● **WRITTEN EXERCISE**:
Extract, exactly and without pictures, every line from the one that includes "Read all visible content and emit it as JSON." through the final line of the material below.

● **RECORDED DATA**:
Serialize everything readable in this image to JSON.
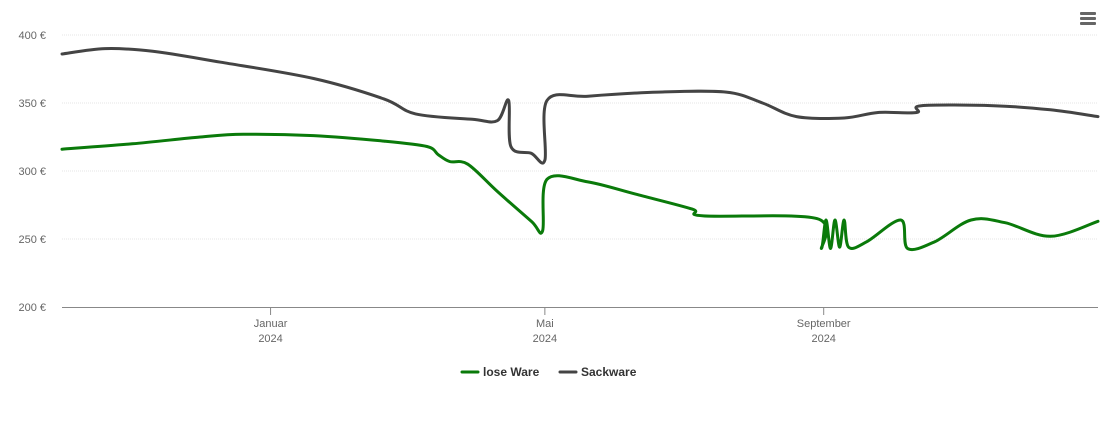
{
  "menu": {
    "icon": "hamburger-menu-icon"
  },
  "chart_data": {
    "type": "line",
    "title": "",
    "xlabel": "",
    "ylabel": "",
    "ylim": [
      200,
      400
    ],
    "yticks": [
      {
        "value": 400,
        "label": "400 €"
      },
      {
        "value": 350,
        "label": "350 €"
      },
      {
        "value": 300,
        "label": "300 €"
      },
      {
        "value": 250,
        "label": "250 €"
      },
      {
        "value": 200,
        "label": "200 €"
      }
    ],
    "xlim": [
      "2023-10-01",
      "2024-12-31"
    ],
    "xticks": [
      {
        "date": "2024-01-01",
        "line1": "Januar",
        "line2": "2024"
      },
      {
        "date": "2024-05-01",
        "line1": "Mai",
        "line2": "2024"
      },
      {
        "date": "2024-09-01",
        "line1": "September",
        "line2": "2024"
      }
    ],
    "grid": true,
    "legend_position": "bottom-center",
    "series": [
      {
        "name": "lose Ware",
        "color": "#0a7a0a",
        "points": [
          [
            "2023-10-01",
            316
          ],
          [
            "2023-11-01",
            320
          ],
          [
            "2023-12-01",
            325
          ],
          [
            "2023-12-20",
            327
          ],
          [
            "2024-01-20",
            326
          ],
          [
            "2024-02-20",
            322
          ],
          [
            "2024-03-10",
            318
          ],
          [
            "2024-03-15",
            312
          ],
          [
            "2024-03-20",
            307
          ],
          [
            "2024-03-28",
            305
          ],
          [
            "2024-04-10",
            285
          ],
          [
            "2024-04-25",
            263
          ],
          [
            "2024-04-30",
            256
          ],
          [
            "2024-05-02",
            294
          ],
          [
            "2024-05-20",
            292
          ],
          [
            "2024-06-10",
            283
          ],
          [
            "2024-07-05",
            272
          ],
          [
            "2024-07-10",
            267
          ],
          [
            "2024-08-29",
            265
          ],
          [
            "2024-08-31",
            243
          ],
          [
            "2024-09-02",
            264
          ],
          [
            "2024-09-04",
            243
          ],
          [
            "2024-09-06",
            264
          ],
          [
            "2024-09-08",
            244
          ],
          [
            "2024-09-10",
            264
          ],
          [
            "2024-09-12",
            244
          ],
          [
            "2024-09-20",
            248
          ],
          [
            "2024-10-05",
            264
          ],
          [
            "2024-10-08",
            243
          ],
          [
            "2024-10-20",
            248
          ],
          [
            "2024-11-05",
            264
          ],
          [
            "2024-11-20",
            262
          ],
          [
            "2024-12-10",
            252
          ],
          [
            "2024-12-31",
            263
          ]
        ]
      },
      {
        "name": "Sackware",
        "color": "#444444",
        "points": [
          [
            "2023-10-01",
            386
          ],
          [
            "2023-10-20",
            390
          ],
          [
            "2023-11-10",
            388
          ],
          [
            "2023-12-10",
            380
          ],
          [
            "2024-01-20",
            368
          ],
          [
            "2024-02-20",
            353
          ],
          [
            "2024-03-05",
            342
          ],
          [
            "2024-03-30",
            338
          ],
          [
            "2024-04-10",
            337
          ],
          [
            "2024-04-15",
            352
          ],
          [
            "2024-04-16",
            318
          ],
          [
            "2024-04-25",
            313
          ],
          [
            "2024-05-01",
            308
          ],
          [
            "2024-05-02",
            352
          ],
          [
            "2024-05-20",
            355
          ],
          [
            "2024-06-20",
            358
          ],
          [
            "2024-07-20",
            358
          ],
          [
            "2024-08-05",
            350
          ],
          [
            "2024-08-20",
            340
          ],
          [
            "2024-09-10",
            339
          ],
          [
            "2024-09-25",
            343
          ],
          [
            "2024-10-12",
            343
          ],
          [
            "2024-10-14",
            348
          ],
          [
            "2024-11-15",
            348
          ],
          [
            "2024-12-10",
            345
          ],
          [
            "2024-12-31",
            340
          ]
        ]
      }
    ]
  }
}
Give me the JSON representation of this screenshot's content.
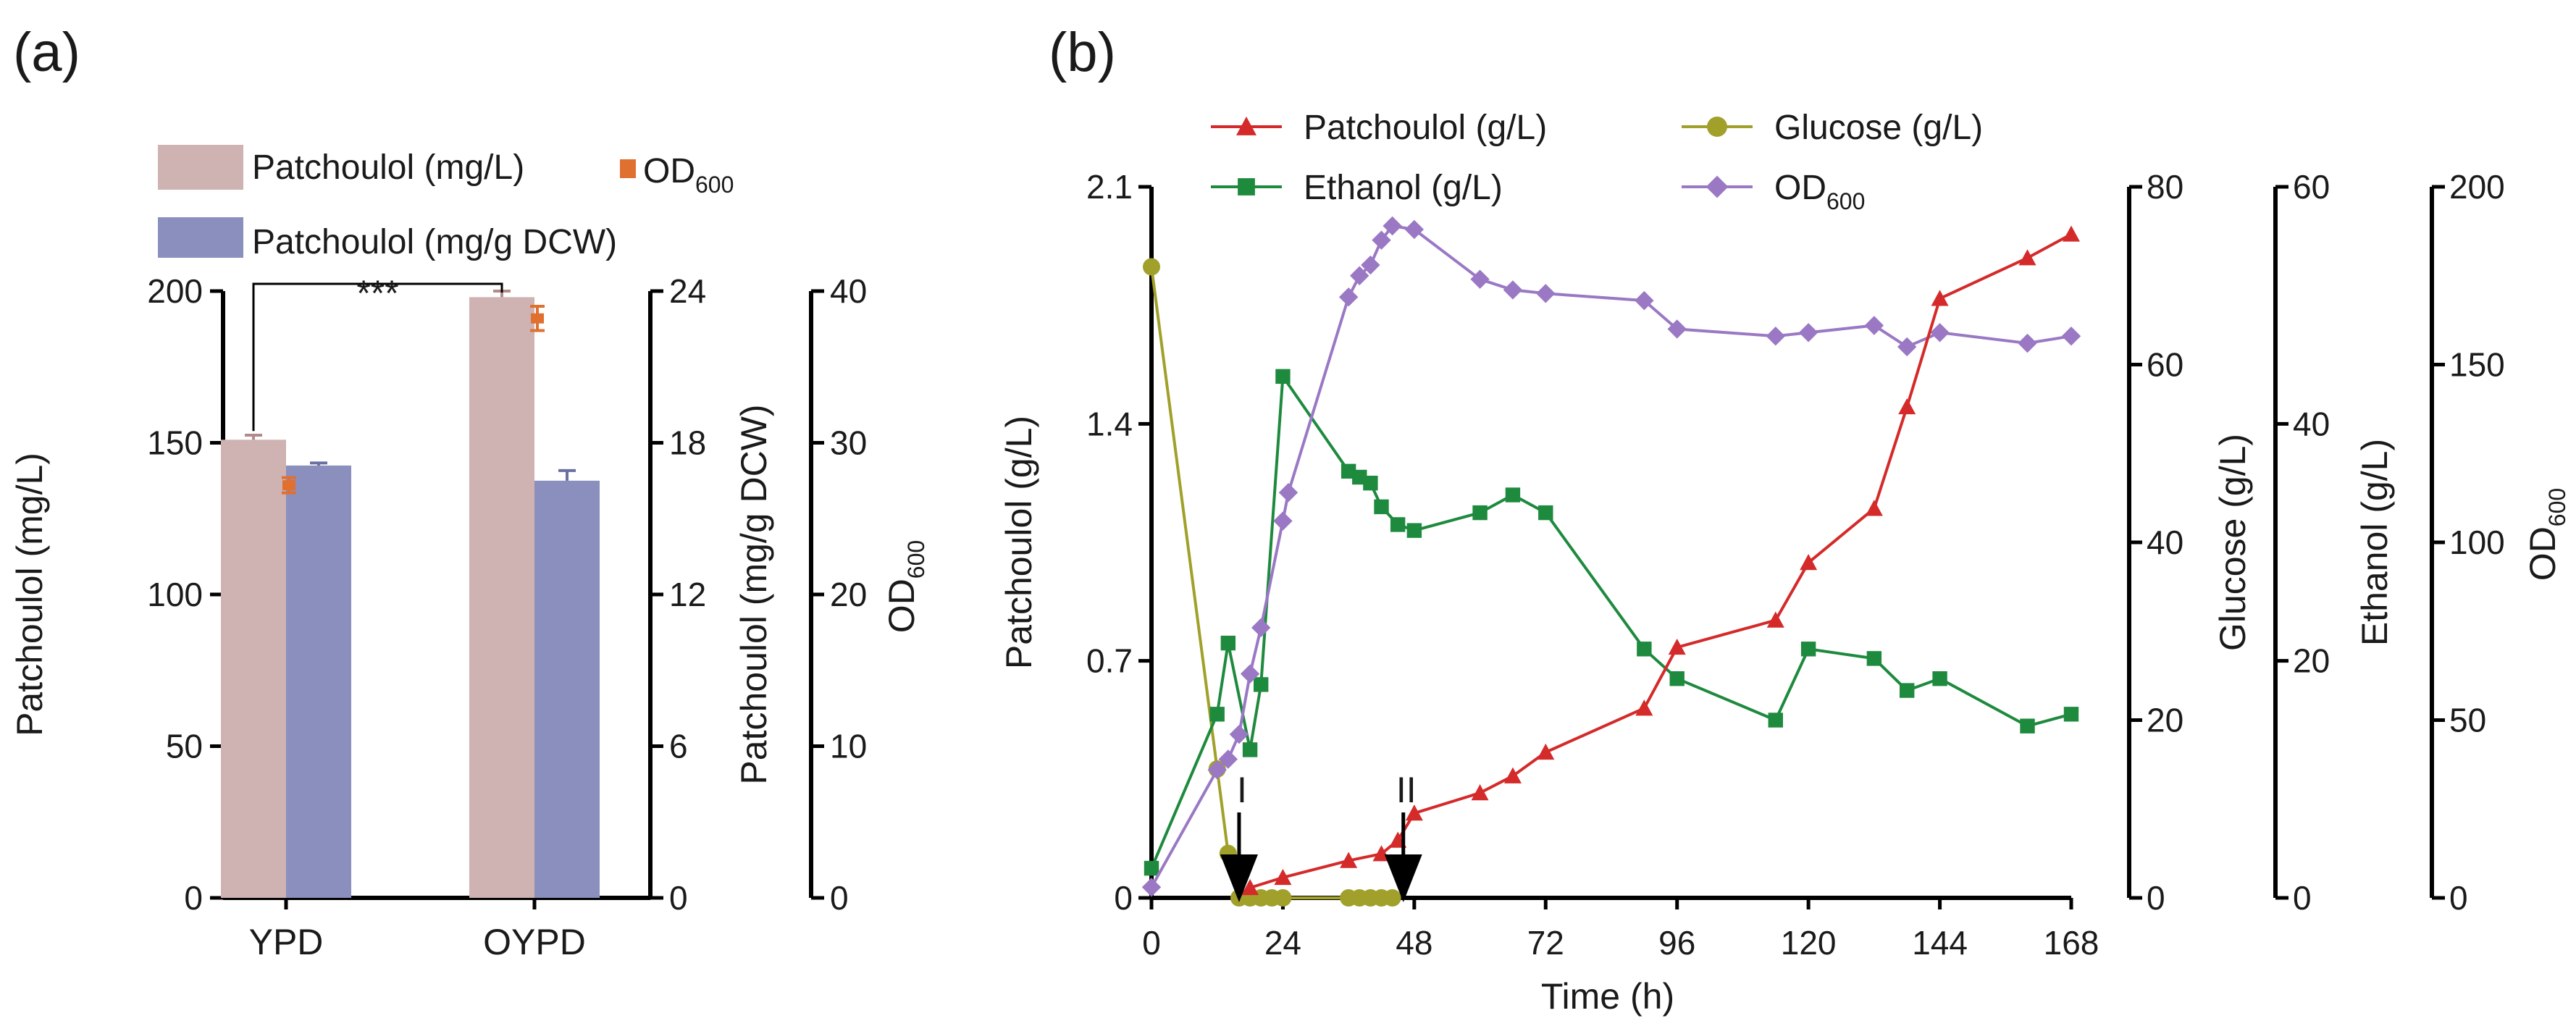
{
  "chart_data": [
    {
      "type": "bar",
      "panel_label": "(a)",
      "categories": [
        "YPD",
        "OYPD"
      ],
      "series": [
        {
          "name": "Patchoulol (mg/L)",
          "axis": "left",
          "color": "#cfb2b2",
          "values": [
            151,
            198
          ],
          "errors": [
            1.5,
            2.0
          ]
        },
        {
          "name": "Patchoulol (mg/g DCW)",
          "axis": "right1",
          "color": "#8a8fbe",
          "values": [
            17.1,
            16.5
          ],
          "errors": [
            0.1,
            0.4
          ]
        },
        {
          "name": "OD600",
          "axis": "right2",
          "color": "#e07030",
          "values": [
            27.2,
            38.2
          ],
          "errors": [
            0.5,
            0.8
          ]
        }
      ],
      "legend": [
        {
          "label": "Patchoulol (mg/L)",
          "sub": "",
          "color": "#cfb2b2"
        },
        {
          "label": "OD",
          "sub": "600",
          "color": "#e07030"
        },
        {
          "label": "Patchoulol (mg/g DCW)",
          "sub": "",
          "color": "#8a8fbe"
        }
      ],
      "significance": "***",
      "axes": {
        "left": {
          "label": "Patchoulol (mg/L)",
          "ylim": [
            0,
            200
          ],
          "ticks": [
            "0",
            "50",
            "100",
            "150",
            "200"
          ]
        },
        "right1": {
          "label": "Patchoulol (mg/g DCW)",
          "ylim": [
            0,
            24
          ],
          "ticks": [
            "0",
            "6",
            "12",
            "18",
            "24"
          ]
        },
        "right2": {
          "label": "OD",
          "label_sub": "600",
          "ylim": [
            0,
            40
          ],
          "ticks": [
            "0",
            "10",
            "20",
            "30",
            "40"
          ]
        }
      }
    },
    {
      "type": "line",
      "panel_label": "(b)",
      "xlabel": "Time (h)",
      "xlim": [
        0,
        168
      ],
      "xticks": [
        "0",
        "24",
        "48",
        "72",
        "96",
        "120",
        "144",
        "168"
      ],
      "series": [
        {
          "name": "Patchoulol (g/L)",
          "axis": "patchoulol",
          "color": "#d42a2a",
          "marker": "triangle",
          "x": [
            18,
            24,
            36,
            42,
            45,
            48,
            60,
            66,
            72,
            90,
            96,
            114,
            120,
            132,
            138,
            144,
            160,
            168
          ],
          "y": [
            0.03,
            0.06,
            0.11,
            0.13,
            0.17,
            0.25,
            0.31,
            0.36,
            0.43,
            0.56,
            0.74,
            0.82,
            0.99,
            1.15,
            1.45,
            1.77,
            1.89,
            1.96
          ]
        },
        {
          "name": "Glucose (g/L)",
          "axis": "glucose",
          "color": "#a0a02a",
          "marker": "circle",
          "x": [
            0,
            12,
            14,
            16,
            18,
            20,
            22,
            24,
            36,
            38,
            40,
            42,
            44
          ],
          "y": [
            71,
            14.5,
            5,
            0,
            0,
            0,
            0,
            0,
            0,
            0,
            0,
            0,
            0
          ]
        },
        {
          "name": "Ethanol (g/L)",
          "axis": "ethanol",
          "color": "#1e8a3e",
          "marker": "square",
          "x": [
            0,
            12,
            14,
            18,
            20,
            24,
            36,
            38,
            40,
            42,
            45,
            48,
            60,
            66,
            72,
            90,
            96,
            114,
            120,
            132,
            138,
            144,
            160,
            168
          ],
          "y": [
            2.5,
            15.5,
            21.5,
            12.5,
            18,
            44,
            36,
            35.5,
            35,
            33,
            31.5,
            31,
            32.5,
            34,
            32.5,
            21,
            18.5,
            15,
            21,
            20.2,
            17.5,
            18.5,
            14.5,
            15.5
          ]
        },
        {
          "name": "OD600",
          "axis": "od",
          "color": "#9a78c4",
          "marker": "diamond",
          "x": [
            0,
            12,
            14,
            16,
            18,
            20,
            24,
            25,
            36,
            38,
            40,
            42,
            44,
            48,
            60,
            66,
            72,
            90,
            96,
            114,
            120,
            132,
            138,
            144,
            160,
            168
          ],
          "y": [
            3,
            36,
            39,
            46,
            63,
            76,
            106,
            114,
            169,
            175,
            178,
            185,
            189,
            188,
            174,
            171,
            170,
            168,
            160,
            158,
            159,
            161,
            155,
            159,
            156,
            158
          ]
        }
      ],
      "legend": [
        {
          "label": "Patchoulol (g/L)",
          "sub": "",
          "color": "#d42a2a",
          "marker": "triangle"
        },
        {
          "label": "Glucose (g/L)",
          "sub": "",
          "color": "#a0a02a",
          "marker": "circle"
        },
        {
          "label": "Ethanol (g/L)",
          "sub": "",
          "color": "#1e8a3e",
          "marker": "square"
        },
        {
          "label": "OD",
          "sub": "600",
          "color": "#9a78c4",
          "marker": "diamond"
        }
      ],
      "annotations": [
        {
          "text": "I",
          "x": 16
        },
        {
          "text": "II",
          "x": 46
        }
      ],
      "axes": {
        "patchoulol": {
          "label": "Patchoulol (g/L)",
          "ylim": [
            0,
            2.1
          ],
          "ticks": [
            "0",
            "0.7",
            "1.4",
            "2.1"
          ]
        },
        "glucose": {
          "label": "Glucose (g/L)",
          "ylim": [
            0,
            80
          ],
          "ticks": [
            "0",
            "20",
            "40",
            "60",
            "80"
          ]
        },
        "ethanol": {
          "label": "Ethanol (g/L)",
          "ylim": [
            0,
            60
          ],
          "ticks": [
            "0",
            "20",
            "40",
            "60"
          ]
        },
        "od": {
          "label": "OD",
          "label_sub": "600",
          "ylim": [
            0,
            200
          ],
          "ticks": [
            "0",
            "50",
            "100",
            "150",
            "200"
          ]
        }
      }
    }
  ]
}
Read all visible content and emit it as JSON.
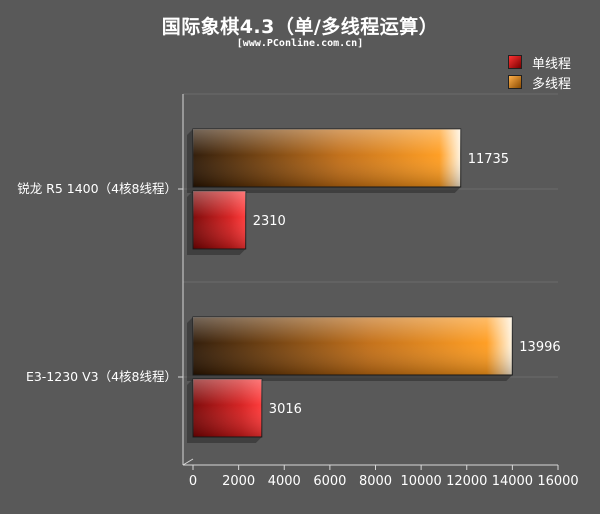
{
  "title": "国际象棋4.3（单/多线程运算）",
  "subtitle": "[www.PConline.com.cn]",
  "colors": {
    "background": "#595959",
    "single_thread_start": "#7a0000",
    "single_thread_end": "#ff3333",
    "multi_thread_start": "#2a1400",
    "multi_thread_end": "#ff9a1a",
    "gridline": "#6a6a6a",
    "axis": "#d8d8d8",
    "text": "#ffffff"
  },
  "chart_data": {
    "type": "bar",
    "orientation": "horizontal",
    "title": "国际象棋4.3（单/多线程运算）",
    "subtitle": "[www.PConline.com.cn]",
    "categories": [
      "锐龙 R5 1400（4核8线程）",
      "E3-1230 V3（4核8线程）"
    ],
    "series": [
      {
        "name": "单线程",
        "values": [
          2310,
          3016
        ]
      },
      {
        "name": "多线程",
        "values": [
          11735,
          13996
        ]
      }
    ],
    "xlim": [
      0,
      16000
    ],
    "xticks": [
      0,
      2000,
      4000,
      6000,
      8000,
      10000,
      12000,
      14000,
      16000
    ],
    "grid": true,
    "legend": "top-right",
    "data_labels": true
  }
}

● **THE COMPLETED TASK**:
Read all visible content and emit it as JSON.
{
  "title": "国际象棋4.3（单/多线程运算）",
  "subtitle": "[www.PConline.com.cn]",
  "colors": {
    "background": "#595959",
    "single_thread_start": "#7a0000",
    "single_thread_end": "#ff3333",
    "multi_thread_start": "#2a1400",
    "multi_thread_end": "#ff9a1a",
    "gridline": "#6a6a6a",
    "axis": "#d8d8d8",
    "text": "#ffffff"
  },
  "chart_data": {
    "type": "bar",
    "orientation": "horizontal",
    "title": "国际象棋4.3（单/多线程运算）",
    "subtitle": "[www.PConline.com.cn]",
    "categories": [
      "锐龙 R5 1400（4核8线程）",
      "E3-1230 V3（4核8线程）"
    ],
    "series": [
      {
        "name": "单线程",
        "values": [
          2310,
          3016
        ]
      },
      {
        "name": "多线程",
        "values": [
          11735,
          13996
        ]
      }
    ],
    "xlim": [
      0,
      16000
    ],
    "xticks": [
      0,
      2000,
      4000,
      6000,
      8000,
      10000,
      12000,
      14000,
      16000
    ],
    "grid": true,
    "legend": "top-right",
    "data_labels": true
  }
}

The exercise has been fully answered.